### Material for the task
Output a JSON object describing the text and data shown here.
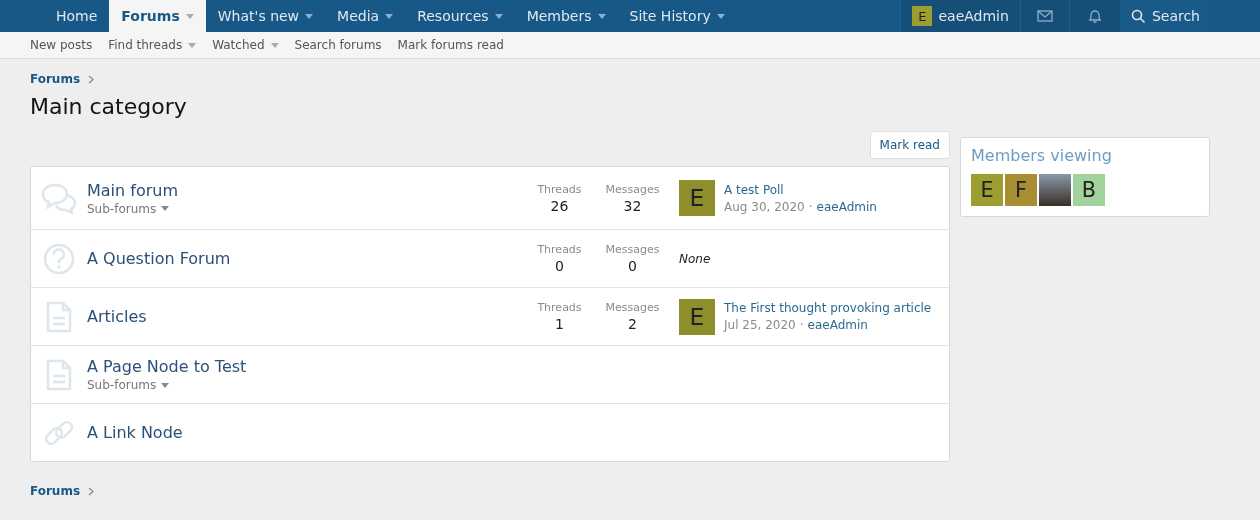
{
  "nav": {
    "tabs": [
      {
        "label": "Home",
        "selected": false,
        "has_menu": false
      },
      {
        "label": "Forums",
        "selected": true,
        "has_menu": true
      },
      {
        "label": "What's new",
        "selected": false,
        "has_menu": true
      },
      {
        "label": "Media",
        "selected": false,
        "has_menu": true
      },
      {
        "label": "Resources",
        "selected": false,
        "has_menu": true
      },
      {
        "label": "Members",
        "selected": false,
        "has_menu": true
      },
      {
        "label": "Site History",
        "selected": false,
        "has_menu": true
      }
    ],
    "user": {
      "initial": "E",
      "name": "eaeAdmin",
      "color": "#9d9d32"
    },
    "search": "Search"
  },
  "subnav": [
    {
      "label": "New posts",
      "has_menu": false
    },
    {
      "label": "Find threads",
      "has_menu": true
    },
    {
      "label": "Watched",
      "has_menu": true
    },
    {
      "label": "Search forums",
      "has_menu": false
    },
    {
      "label": "Mark forums read",
      "has_menu": false
    }
  ],
  "breadcrumb": "Forums",
  "title": "Main category",
  "mark_read": "Mark read",
  "nodes": [
    {
      "kind": "chat",
      "title": "Main forum",
      "subforums": "Sub-forums",
      "stats": {
        "threads_label": "Threads",
        "threads": "26",
        "messages_label": "Messages",
        "messages": "32"
      },
      "latest": {
        "initial": "E",
        "color": "#8e8e2b",
        "title": "A test Poll",
        "date": "Aug 30, 2020",
        "separator": "·",
        "user": "eaeAdmin"
      }
    },
    {
      "kind": "question",
      "title": "A Question Forum",
      "stats": {
        "threads_label": "Threads",
        "threads": "0",
        "messages_label": "Messages",
        "messages": "0"
      },
      "none": "None"
    },
    {
      "kind": "article",
      "title": "Articles",
      "stats": {
        "threads_label": "Threads",
        "threads": "1",
        "messages_label": "Messages",
        "messages": "2"
      },
      "latest": {
        "initial": "E",
        "color": "#8e8e2b",
        "title": "The First thought provoking article",
        "date": "Jul 25, 2020",
        "separator": "·",
        "user": "eaeAdmin"
      }
    },
    {
      "kind": "page",
      "title": "A Page Node to Test",
      "subforums": "Sub-forums"
    },
    {
      "kind": "link",
      "title": "A Link Node"
    }
  ],
  "footer_breadcrumb": "Forums",
  "members_viewing": {
    "title": "Members viewing",
    "members": [
      {
        "kind": "letter",
        "initial": "E",
        "color": "#9d9d32"
      },
      {
        "kind": "letter",
        "initial": "F",
        "color": "#a88d32"
      },
      {
        "kind": "photo"
      },
      {
        "kind": "letter",
        "initial": "B",
        "color": "#a3d39c"
      }
    ]
  }
}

### Directions for this task
Working from the listing above, pick out every line that has "subforums" and copy it.

### Written answer
      "subforums": "Sub-forums",
      "subforums": "Sub-forums"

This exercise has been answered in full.